Stated exercise 1
Decide whether each statement agrees with the post on include/linux/string.h, answering yes or no and quoting the deciding words from the post. (a) The compile failure was seen with linux-2.4.0-test5. (b) The two-liner compiles only when optimization is turned on. (c) The writer holds that the kernel is in the right.
Stated exercise 2
Reproduce a stretch of the post on include/linux/string.h word for word, beginning at the words that have "Indeed, if we" and stopping after "when __OPTIMIZATION__ is enabled.".

Excerpted passage
══════
Fix for include/linux/string.h

From: Pavel Roskin (proski@gnu.org)
Date: Sun Jul 30 2000 - 23:07:16 EST


Hello!

Some programs (namely GNU GRUB) don't compile with linux-2.4.0-test5. It
turns out that the following two-liner can only be compiled without
optimization:

================
#include <string.h>
#include <linux/fs.h>
================

Indeed, if we look into /usr/include/bits/string.h (glibc-2.1.3, i386) we
can see that some string functions (notably strpbrk) expand to hairy
macros when __OPTIMIZATION__ is enabled.

I don't want to argue whether it is good or bad, but the fact is that
GLIBC doesn't tolerate redeclarations of some functions.

I must admit that the kernel is wrong here. It declares functions
available exclusively to the kernel code even if __KERNEL__ is not
defined.
══════
Given information
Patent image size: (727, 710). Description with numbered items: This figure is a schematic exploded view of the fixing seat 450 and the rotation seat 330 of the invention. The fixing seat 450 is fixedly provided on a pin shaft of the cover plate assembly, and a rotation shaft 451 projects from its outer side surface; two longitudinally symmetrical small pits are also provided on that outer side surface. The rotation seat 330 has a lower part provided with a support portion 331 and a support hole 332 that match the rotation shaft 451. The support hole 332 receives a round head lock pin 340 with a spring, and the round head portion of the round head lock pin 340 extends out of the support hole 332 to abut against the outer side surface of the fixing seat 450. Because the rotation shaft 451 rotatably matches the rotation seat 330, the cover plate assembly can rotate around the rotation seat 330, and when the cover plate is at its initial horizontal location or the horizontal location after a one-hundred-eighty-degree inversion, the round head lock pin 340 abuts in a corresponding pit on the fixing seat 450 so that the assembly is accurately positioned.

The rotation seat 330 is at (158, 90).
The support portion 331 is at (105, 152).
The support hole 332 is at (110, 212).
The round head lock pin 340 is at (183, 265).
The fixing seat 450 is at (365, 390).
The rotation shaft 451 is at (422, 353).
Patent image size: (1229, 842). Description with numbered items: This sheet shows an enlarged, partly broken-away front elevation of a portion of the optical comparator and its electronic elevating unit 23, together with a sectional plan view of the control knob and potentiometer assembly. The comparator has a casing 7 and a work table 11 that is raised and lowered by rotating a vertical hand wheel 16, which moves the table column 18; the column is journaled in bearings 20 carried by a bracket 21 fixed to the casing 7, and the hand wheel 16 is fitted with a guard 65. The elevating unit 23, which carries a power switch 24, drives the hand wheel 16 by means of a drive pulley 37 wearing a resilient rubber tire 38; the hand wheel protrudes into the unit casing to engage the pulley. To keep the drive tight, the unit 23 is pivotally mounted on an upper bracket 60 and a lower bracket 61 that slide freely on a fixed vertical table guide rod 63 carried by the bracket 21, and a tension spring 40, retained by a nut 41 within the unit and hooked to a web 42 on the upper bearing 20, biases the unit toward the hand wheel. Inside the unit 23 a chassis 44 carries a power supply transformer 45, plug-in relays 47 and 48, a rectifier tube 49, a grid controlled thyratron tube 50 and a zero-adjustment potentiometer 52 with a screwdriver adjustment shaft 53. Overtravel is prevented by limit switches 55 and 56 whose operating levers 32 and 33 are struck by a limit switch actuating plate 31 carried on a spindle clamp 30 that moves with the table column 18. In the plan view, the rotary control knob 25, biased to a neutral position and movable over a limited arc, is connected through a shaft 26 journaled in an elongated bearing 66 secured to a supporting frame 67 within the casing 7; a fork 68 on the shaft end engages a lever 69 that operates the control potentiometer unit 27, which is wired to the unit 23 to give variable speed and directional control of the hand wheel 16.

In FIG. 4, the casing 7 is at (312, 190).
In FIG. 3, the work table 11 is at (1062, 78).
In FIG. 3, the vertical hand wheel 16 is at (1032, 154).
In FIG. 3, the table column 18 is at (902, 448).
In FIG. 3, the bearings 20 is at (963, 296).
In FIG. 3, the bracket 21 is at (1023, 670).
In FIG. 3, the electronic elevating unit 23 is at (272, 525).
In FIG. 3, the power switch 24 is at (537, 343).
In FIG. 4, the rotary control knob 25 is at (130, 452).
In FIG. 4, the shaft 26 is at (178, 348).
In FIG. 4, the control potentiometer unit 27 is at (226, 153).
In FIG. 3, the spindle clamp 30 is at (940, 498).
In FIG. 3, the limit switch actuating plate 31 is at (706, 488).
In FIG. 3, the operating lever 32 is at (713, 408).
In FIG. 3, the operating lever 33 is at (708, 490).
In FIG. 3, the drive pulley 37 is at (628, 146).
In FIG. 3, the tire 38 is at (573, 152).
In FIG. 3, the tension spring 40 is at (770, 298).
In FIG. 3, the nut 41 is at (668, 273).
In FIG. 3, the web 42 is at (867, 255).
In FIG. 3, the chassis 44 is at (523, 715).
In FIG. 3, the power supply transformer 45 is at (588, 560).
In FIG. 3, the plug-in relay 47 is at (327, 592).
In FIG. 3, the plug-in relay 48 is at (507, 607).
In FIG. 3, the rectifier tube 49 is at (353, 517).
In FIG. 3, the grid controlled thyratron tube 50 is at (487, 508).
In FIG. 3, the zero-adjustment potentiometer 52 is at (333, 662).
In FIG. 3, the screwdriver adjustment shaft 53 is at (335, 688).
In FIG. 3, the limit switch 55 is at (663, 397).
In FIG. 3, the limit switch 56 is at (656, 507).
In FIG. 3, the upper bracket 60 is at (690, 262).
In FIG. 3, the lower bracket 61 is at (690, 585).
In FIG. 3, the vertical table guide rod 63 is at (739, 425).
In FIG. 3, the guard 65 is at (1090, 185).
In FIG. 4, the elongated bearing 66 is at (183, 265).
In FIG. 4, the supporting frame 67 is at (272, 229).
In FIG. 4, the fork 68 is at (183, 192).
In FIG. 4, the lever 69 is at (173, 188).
══════
Correct output 1
(a) Yes: "Some programs (namely GNU GRUB) don't compile with linux-2.4.0-test5."
(b) No: "the following two-liner can only be compiled without optimization"
(c) No: "I must admit that the kernel is wrong here."

Correct output 2
Indeed, if we look into /usr/include/bits/string.h (glibc-2.1.3, i386) we
can see that some string functions (notably strpbrk) expand to hairy
macros when __OPTIMIZATION__ is enabled.